* [SHORT EXERCISE]: Quote word for word from the line holding "Type out the text in this image." to the last line below, including both, and omit any pictures.

Stored items from a collection:
******
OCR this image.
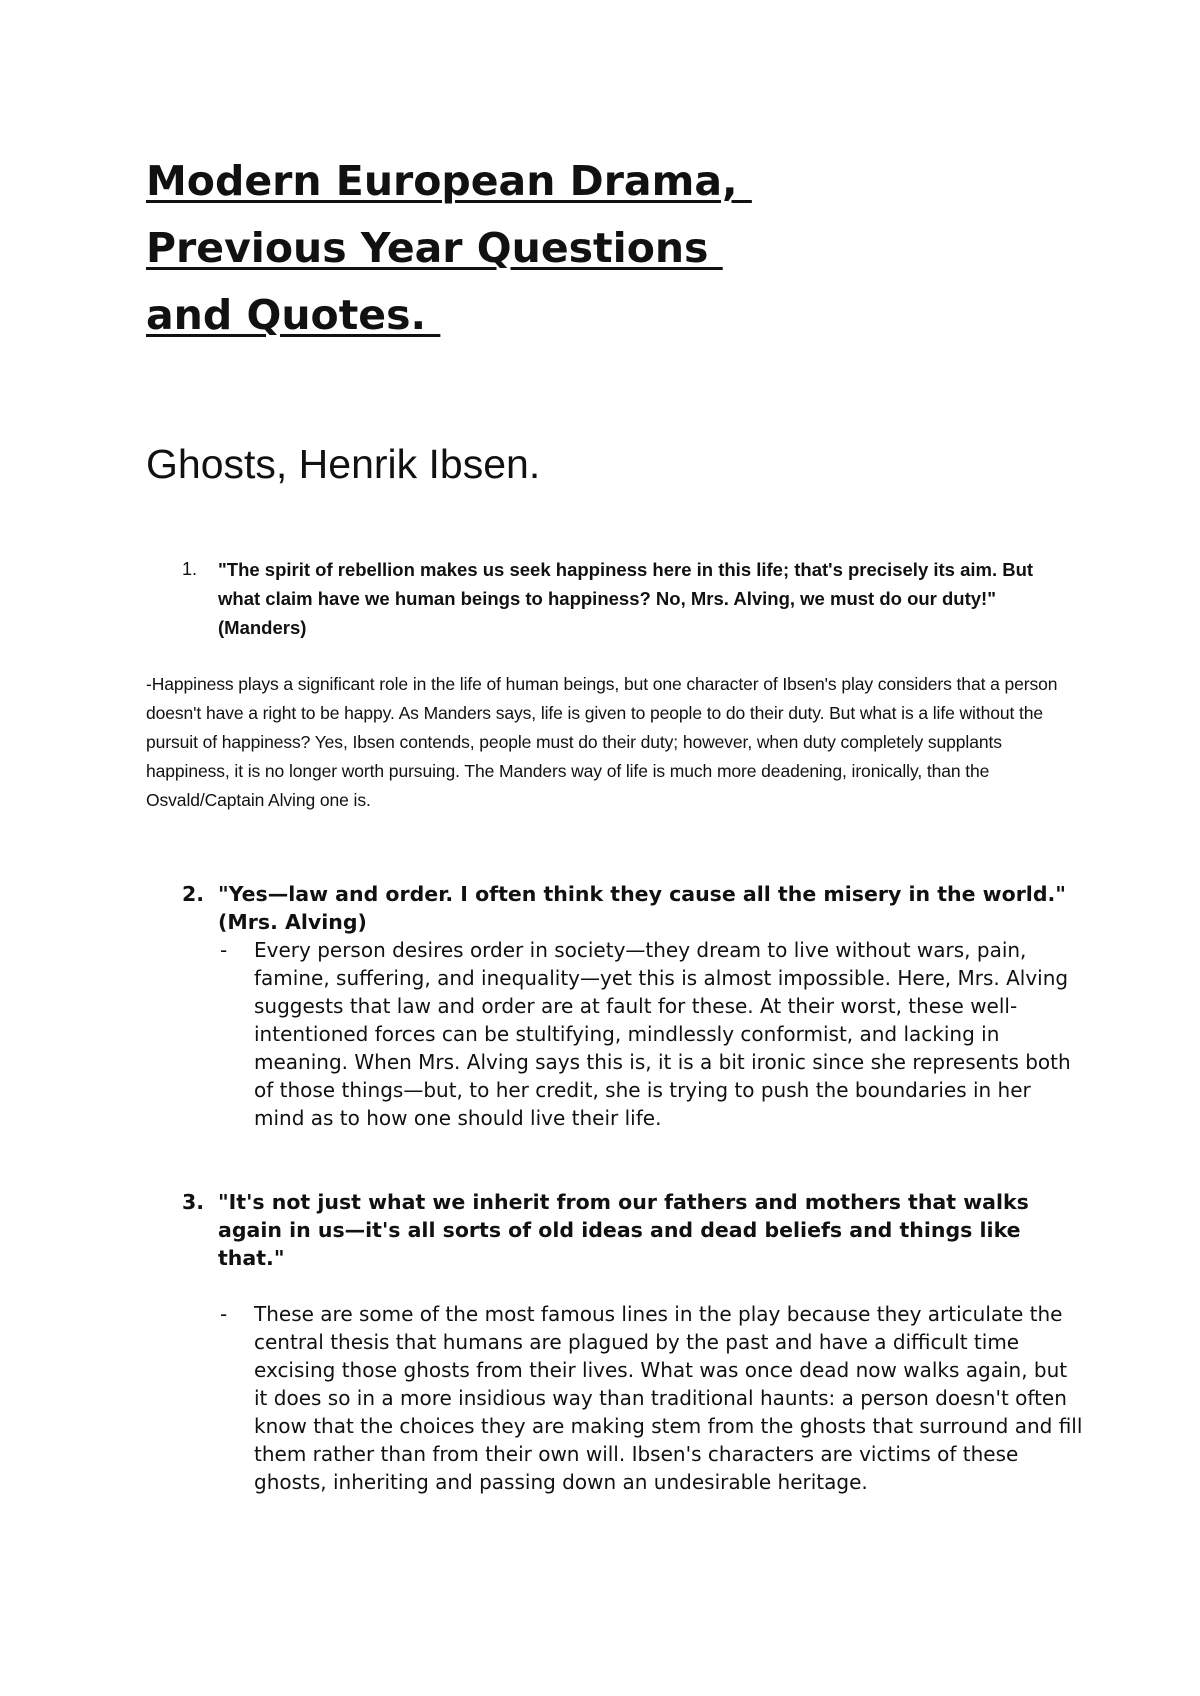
Modern European Drama,
Previous Year Questions
and Quotes.
Ghosts, Henrik Ibsen.
1. "The spirit of rebellion makes us seek happiness here in this life; that's precisely its aim. But what claim have we human beings to happiness? No, Mrs. Alving, we must do our duty!" (Manders)
-Happiness plays a significant role in the life of human beings, but one character of Ibsen's play considers that a person doesn't have a right to be happy. As Manders says, life is given to people to do their duty. But what is a life without the pursuit of happiness? Yes, Ibsen contends, people must do their duty; however, when duty completely supplants happiness, it is no longer worth pursuing. The Manders way of life is much more deadening, ironically, than the Osvald/Captain Alving one is.
2. "Yes—law and order. I often think they cause all the misery in the world." (Mrs. Alving)
- Every person desires order in society—they dream to live without wars, pain, famine, suffering, and inequality—yet this is almost impossible. Here, Mrs. Alving suggests that law and order are at fault for these. At their worst, these well-intentioned forces can be stultifying, mindlessly conformist, and lacking in meaning. When Mrs. Alving says this is, it is a bit ironic since she represents both of those things—but, to her credit, she is trying to push the boundaries in her mind as to how one should live their life.
3. "It's not just what we inherit from our fathers and mothers that walks again in us—it's all sorts of old ideas and dead beliefs and things like that."
- These are some of the most famous lines in the play because they articulate the central thesis that humans are plagued by the past and have a difficult time excising those ghosts from their lives. What was once dead now walks again, but it does so in a more insidious way than traditional haunts: a person doesn't often know that the choices they are making stem from the ghosts that surround and fill them rather than from their own will. Ibsen's characters are victims of these ghosts, inheriting and passing down an undesirable heritage.
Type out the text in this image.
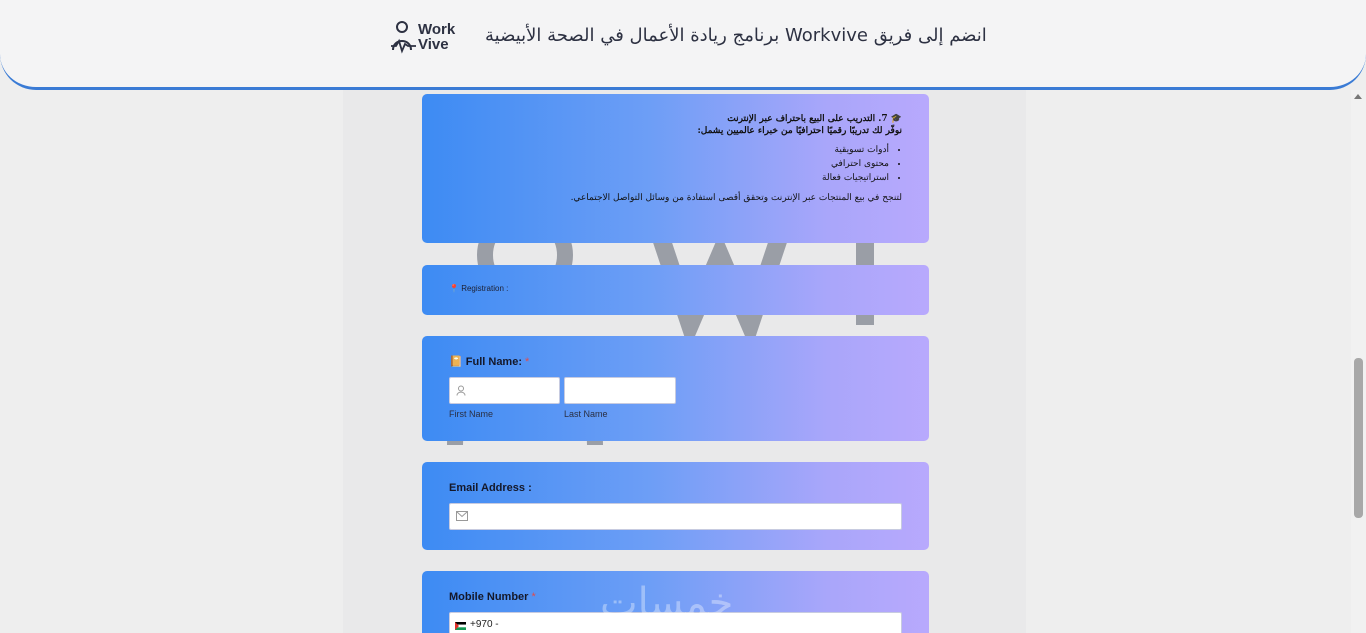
انضم إلى فريق Workvive برنامج ريادة الأعمال في الصحة الأبيضية
Work
Vive
🎓 7. التدريب على البيع باحتراف عبر الإنترنت
نوفّر لك تدريبًا رقميًا احترافيًا من خبراء عالميين يشمل:
• أدوات تسويقية
• محتوى احترافي
• استراتيجيات فعالة
لتنجح في بيع المنتجات عبر الإنترنت وتحقق أقصى استفادة من وسائل التواصل الاجتماعي.
📍 Registration :
📔 Full Name: *
First Name	Last Name
Email Address :
Mobile Number *
+970 -	خمسات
******
* [CORRECT RESPONSE]:
Type out the text in this image.
انضم إلى فريق Workvive برنامج ريادة الأعمال في الصحة الأبيضية
Work
Vive
🎓 7. التدريب على البيع باحتراف عبر الإنترنت
نوفّر لك تدريبًا رقميًا احترافيًا من خبراء عالميين يشمل:
• أدوات تسويقية
• محتوى احترافي
• استراتيجيات فعالة
لتنجح في بيع المنتجات عبر الإنترنت وتحقق أقصى استفادة من وسائل التواصل الاجتماعي.
📍 Registration :
📔 Full Name: *
First Name	Last Name
Email Address :
Mobile Number *
+970 -	خمسات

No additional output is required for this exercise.